--- START OF Exercise data ---

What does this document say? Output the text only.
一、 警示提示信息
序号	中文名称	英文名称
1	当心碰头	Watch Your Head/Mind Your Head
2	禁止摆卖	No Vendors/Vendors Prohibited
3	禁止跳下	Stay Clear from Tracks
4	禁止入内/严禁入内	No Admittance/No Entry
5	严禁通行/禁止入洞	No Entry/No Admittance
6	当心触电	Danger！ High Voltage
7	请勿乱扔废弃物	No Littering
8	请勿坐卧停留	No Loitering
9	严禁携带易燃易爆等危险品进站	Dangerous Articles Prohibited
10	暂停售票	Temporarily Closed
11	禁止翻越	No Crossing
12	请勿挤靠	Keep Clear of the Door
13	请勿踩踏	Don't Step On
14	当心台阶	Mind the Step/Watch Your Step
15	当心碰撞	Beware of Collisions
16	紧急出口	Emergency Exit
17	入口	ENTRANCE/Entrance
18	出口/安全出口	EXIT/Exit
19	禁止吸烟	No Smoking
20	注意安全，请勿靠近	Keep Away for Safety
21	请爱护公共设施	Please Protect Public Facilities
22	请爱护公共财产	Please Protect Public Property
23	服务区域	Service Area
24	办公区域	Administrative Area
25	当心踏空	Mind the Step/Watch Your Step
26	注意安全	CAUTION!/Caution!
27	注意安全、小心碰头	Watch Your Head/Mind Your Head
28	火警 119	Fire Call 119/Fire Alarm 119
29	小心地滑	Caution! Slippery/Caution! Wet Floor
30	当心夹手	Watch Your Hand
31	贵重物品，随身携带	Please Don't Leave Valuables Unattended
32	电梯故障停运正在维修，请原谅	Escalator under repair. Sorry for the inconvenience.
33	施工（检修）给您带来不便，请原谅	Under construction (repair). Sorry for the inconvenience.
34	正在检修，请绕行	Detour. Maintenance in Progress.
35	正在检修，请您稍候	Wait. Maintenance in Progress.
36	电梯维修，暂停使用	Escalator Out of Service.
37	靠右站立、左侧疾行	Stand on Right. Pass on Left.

--- END OF Exercise data ---

# [What the task asks]
Each record above should be repeated exactly as it appears.

# [Task response]
What does this document say? Output the text only.
一、 警示提示信息
序号	中文名称	英文名称
1	当心碰头	Watch Your Head/Mind Your Head
2	禁止摆卖	No Vendors/Vendors Prohibited
3	禁止跳下	Stay Clear from Tracks
4	禁止入内/严禁入内	No Admittance/No Entry
5	严禁通行/禁止入洞	No Entry/No Admittance
6	当心触电	Danger！ High Voltage
7	请勿乱扔废弃物	No Littering
8	请勿坐卧停留	No Loitering
9	严禁携带易燃易爆等危险品进站	Dangerous Articles Prohibited
10	暂停售票	Temporarily Closed
11	禁止翻越	No Crossing
12	请勿挤靠	Keep Clear of the Door
13	请勿踩踏	Don't Step On
14	当心台阶	Mind the Step/Watch Your Step
15	当心碰撞	Beware of Collisions
16	紧急出口	Emergency Exit
17	入口	ENTRANCE/Entrance
18	出口/安全出口	EXIT/Exit
19	禁止吸烟	No Smoking
20	注意安全，请勿靠近	Keep Away for Safety
21	请爱护公共设施	Please Protect Public Facilities
22	请爱护公共财产	Please Protect Public Property
23	服务区域	Service Area
24	办公区域	Administrative Area
25	当心踏空	Mind the Step/Watch Your Step
26	注意安全	CAUTION!/Caution!
27	注意安全、小心碰头	Watch Your Head/Mind Your Head
28	火警 119	Fire Call 119/Fire Alarm 119
29	小心地滑	Caution! Slippery/Caution! Wet Floor
30	当心夹手	Watch Your Hand
31	贵重物品，随身携带	Please Don't Leave Valuables Unattended
32	电梯故障停运正在维修，请原谅	Escalator under repair. Sorry for the inconvenience.
33	施工（检修）给您带来不便，请原谅	Under construction (repair). Sorry for the inconvenience.
34	正在检修，请绕行	Detour. Maintenance in Progress.
35	正在检修，请您稍候	Wait. Maintenance in Progress.
36	电梯维修，暂停使用	Escalator Out of Service.
37	靠右站立、左侧疾行	Stand on Right. Pass on Left.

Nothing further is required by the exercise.